_EXTRACTED MATERIAL_

────

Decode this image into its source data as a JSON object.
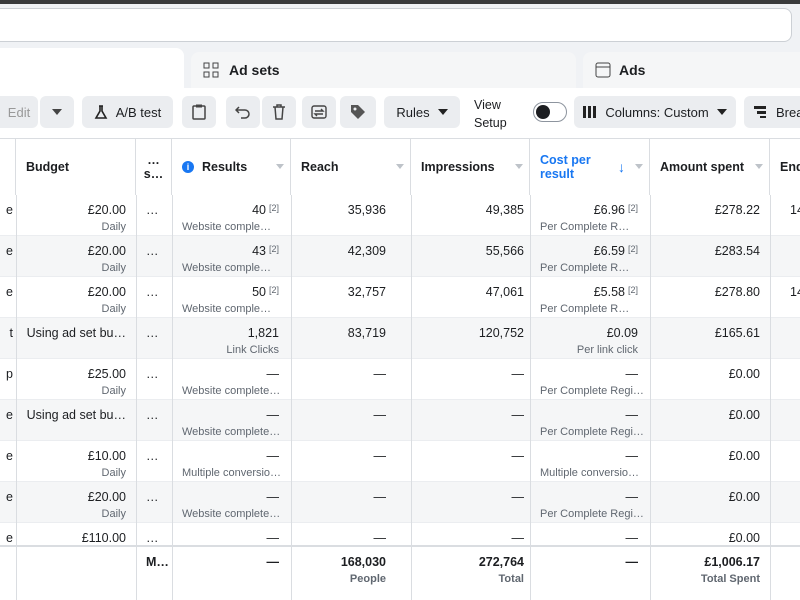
{
  "tabs": [
    "Ad sets",
    "Ads"
  ],
  "toolbar": {
    "edit": "Edit",
    "ab_test": "A/B test",
    "rules": "Rules",
    "view_setup": "View Setup",
    "columns": "Columns: Custom",
    "breakdown": "Brea"
  },
  "table": {
    "headers": [
      null,
      "Budget",
      "… s…",
      "Results",
      "Reach",
      "Impressions",
      "Cost per result",
      "Amount spent",
      "End"
    ],
    "rows": [
      [
        {
          "text": "e"
        },
        {
          "text": "£20.00",
          "sub": "Daily"
        },
        {
          "text": "…"
        },
        {
          "text": "40",
          "note": "[2]",
          "sub": "Website comple…"
        },
        {
          "text": "35,936"
        },
        {
          "text": "49,385"
        },
        {
          "text": "£6.96",
          "note": "[2]",
          "sub": "Per Complete R…"
        },
        {
          "text": "£278.22"
        },
        {
          "text": "14"
        }
      ],
      [
        {
          "text": "e"
        },
        {
          "text": "£20.00",
          "sub": "Daily"
        },
        {
          "text": "…"
        },
        {
          "text": "43",
          "note": "[2]",
          "sub": "Website comple…"
        },
        {
          "text": "42,309"
        },
        {
          "text": "55,566"
        },
        {
          "text": "£6.59",
          "note": "[2]",
          "sub": "Per Complete R…"
        },
        {
          "text": "£283.54"
        },
        null
      ],
      [
        {
          "text": "e"
        },
        {
          "text": "£20.00",
          "sub": "Daily"
        },
        {
          "text": "…"
        },
        {
          "text": "50",
          "note": "[2]",
          "sub": "Website comple…"
        },
        {
          "text": "32,757"
        },
        {
          "text": "47,061"
        },
        {
          "text": "£5.58",
          "note": "[2]",
          "sub": "Per Complete R…"
        },
        {
          "text": "£278.80"
        },
        {
          "text": "14"
        }
      ],
      [
        {
          "text": "t"
        },
        {
          "text": "Using ad set bu…"
        },
        {
          "text": "…"
        },
        {
          "text": "1,821",
          "sub": "Link Clicks"
        },
        {
          "text": "83,719"
        },
        {
          "text": "120,752"
        },
        {
          "text": "£0.09",
          "sub": "Per link click"
        },
        {
          "text": "£165.61"
        },
        null
      ],
      [
        {
          "text": "p"
        },
        {
          "text": "£25.00",
          "sub": "Daily"
        },
        {
          "text": "…"
        },
        {
          "text": "—",
          "sub": "Website complete…"
        },
        {
          "text": "—"
        },
        {
          "text": "—"
        },
        {
          "text": "—",
          "sub": "Per Complete Regi…"
        },
        {
          "text": "£0.00"
        },
        null
      ],
      [
        {
          "text": "e"
        },
        {
          "text": "Using ad set bu…"
        },
        {
          "text": "…"
        },
        {
          "text": "—",
          "sub": "Website complete…"
        },
        {
          "text": "—"
        },
        {
          "text": "—"
        },
        {
          "text": "—",
          "sub": "Per Complete Regi…"
        },
        {
          "text": "£0.00"
        },
        null
      ],
      [
        {
          "text": "e"
        },
        {
          "text": "£10.00",
          "sub": "Daily"
        },
        {
          "text": "…"
        },
        {
          "text": "—",
          "sub": "Multiple conversio…"
        },
        {
          "text": "—"
        },
        {
          "text": "—"
        },
        {
          "text": "—",
          "sub": "Multiple conversio…"
        },
        {
          "text": "£0.00"
        },
        null
      ],
      [
        {
          "text": "e"
        },
        {
          "text": "£20.00",
          "sub": "Daily"
        },
        {
          "text": "…"
        },
        {
          "text": "—",
          "sub": "Website complete…"
        },
        {
          "text": "—"
        },
        {
          "text": "—"
        },
        {
          "text": "—",
          "sub": "Per Complete Regi…"
        },
        {
          "text": "£0.00"
        },
        null
      ],
      [
        {
          "text": "e"
        },
        {
          "text": "£110.00"
        },
        {
          "text": "…"
        },
        {
          "text": "—"
        },
        {
          "text": "—"
        },
        {
          "text": "—"
        },
        {
          "text": "—"
        },
        {
          "text": "£0.00"
        },
        null
      ]
    ],
    "totals": [
      null,
      null,
      {
        "text": "M…"
      },
      {
        "text": "—"
      },
      {
        "text": "168,030",
        "sub": "People"
      },
      {
        "text": "272,764",
        "sub": "Total"
      },
      {
        "text": "—"
      },
      {
        "text": "£1,006.17",
        "sub": "Total Spent"
      },
      null
    ]
  }
}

────

Exactly reproduce each record, leaving out any pictures.

Decode this image into its source data as a JSON object.
{
  "tabs": [
    "Ad sets",
    "Ads"
  ],
  "toolbar": {
    "edit": "Edit",
    "ab_test": "A/B test",
    "rules": "Rules",
    "view_setup": "View Setup",
    "columns": "Columns: Custom",
    "breakdown": "Brea"
  },
  "table": {
    "headers": [
      null,
      "Budget",
      "… s…",
      "Results",
      "Reach",
      "Impressions",
      "Cost per result",
      "Amount spent",
      "End"
    ],
    "rows": [
      [
        {
          "text": "e"
        },
        {
          "text": "£20.00",
          "sub": "Daily"
        },
        {
          "text": "…"
        },
        {
          "text": "40",
          "note": "[2]",
          "sub": "Website comple…"
        },
        {
          "text": "35,936"
        },
        {
          "text": "49,385"
        },
        {
          "text": "£6.96",
          "note": "[2]",
          "sub": "Per Complete R…"
        },
        {
          "text": "£278.22"
        },
        {
          "text": "14"
        }
      ],
      [
        {
          "text": "e"
        },
        {
          "text": "£20.00",
          "sub": "Daily"
        },
        {
          "text": "…"
        },
        {
          "text": "43",
          "note": "[2]",
          "sub": "Website comple…"
        },
        {
          "text": "42,309"
        },
        {
          "text": "55,566"
        },
        {
          "text": "£6.59",
          "note": "[2]",
          "sub": "Per Complete R…"
        },
        {
          "text": "£283.54"
        },
        null
      ],
      [
        {
          "text": "e"
        },
        {
          "text": "£20.00",
          "sub": "Daily"
        },
        {
          "text": "…"
        },
        {
          "text": "50",
          "note": "[2]",
          "sub": "Website comple…"
        },
        {
          "text": "32,757"
        },
        {
          "text": "47,061"
        },
        {
          "text": "£5.58",
          "note": "[2]",
          "sub": "Per Complete R…"
        },
        {
          "text": "£278.80"
        },
        {
          "text": "14"
        }
      ],
      [
        {
          "text": "t"
        },
        {
          "text": "Using ad set bu…"
        },
        {
          "text": "…"
        },
        {
          "text": "1,821",
          "sub": "Link Clicks"
        },
        {
          "text": "83,719"
        },
        {
          "text": "120,752"
        },
        {
          "text": "£0.09",
          "sub": "Per link click"
        },
        {
          "text": "£165.61"
        },
        null
      ],
      [
        {
          "text": "p"
        },
        {
          "text": "£25.00",
          "sub": "Daily"
        },
        {
          "text": "…"
        },
        {
          "text": "—",
          "sub": "Website complete…"
        },
        {
          "text": "—"
        },
        {
          "text": "—"
        },
        {
          "text": "—",
          "sub": "Per Complete Regi…"
        },
        {
          "text": "£0.00"
        },
        null
      ],
      [
        {
          "text": "e"
        },
        {
          "text": "Using ad set bu…"
        },
        {
          "text": "…"
        },
        {
          "text": "—",
          "sub": "Website complete…"
        },
        {
          "text": "—"
        },
        {
          "text": "—"
        },
        {
          "text": "—",
          "sub": "Per Complete Regi…"
        },
        {
          "text": "£0.00"
        },
        null
      ],
      [
        {
          "text": "e"
        },
        {
          "text": "£10.00",
          "sub": "Daily"
        },
        {
          "text": "…"
        },
        {
          "text": "—",
          "sub": "Multiple conversio…"
        },
        {
          "text": "—"
        },
        {
          "text": "—"
        },
        {
          "text": "—",
          "sub": "Multiple conversio…"
        },
        {
          "text": "£0.00"
        },
        null
      ],
      [
        {
          "text": "e"
        },
        {
          "text": "£20.00",
          "sub": "Daily"
        },
        {
          "text": "…"
        },
        {
          "text": "—",
          "sub": "Website complete…"
        },
        {
          "text": "—"
        },
        {
          "text": "—"
        },
        {
          "text": "—",
          "sub": "Per Complete Regi…"
        },
        {
          "text": "£0.00"
        },
        null
      ],
      [
        {
          "text": "e"
        },
        {
          "text": "£110.00"
        },
        {
          "text": "…"
        },
        {
          "text": "—"
        },
        {
          "text": "—"
        },
        {
          "text": "—"
        },
        {
          "text": "—"
        },
        {
          "text": "£0.00"
        },
        null
      ]
    ],
    "totals": [
      null,
      null,
      {
        "text": "M…"
      },
      {
        "text": "—"
      },
      {
        "text": "168,030",
        "sub": "People"
      },
      {
        "text": "272,764",
        "sub": "Total"
      },
      {
        "text": "—"
      },
      {
        "text": "£1,006.17",
        "sub": "Total Spent"
      },
      null
    ]
  }
}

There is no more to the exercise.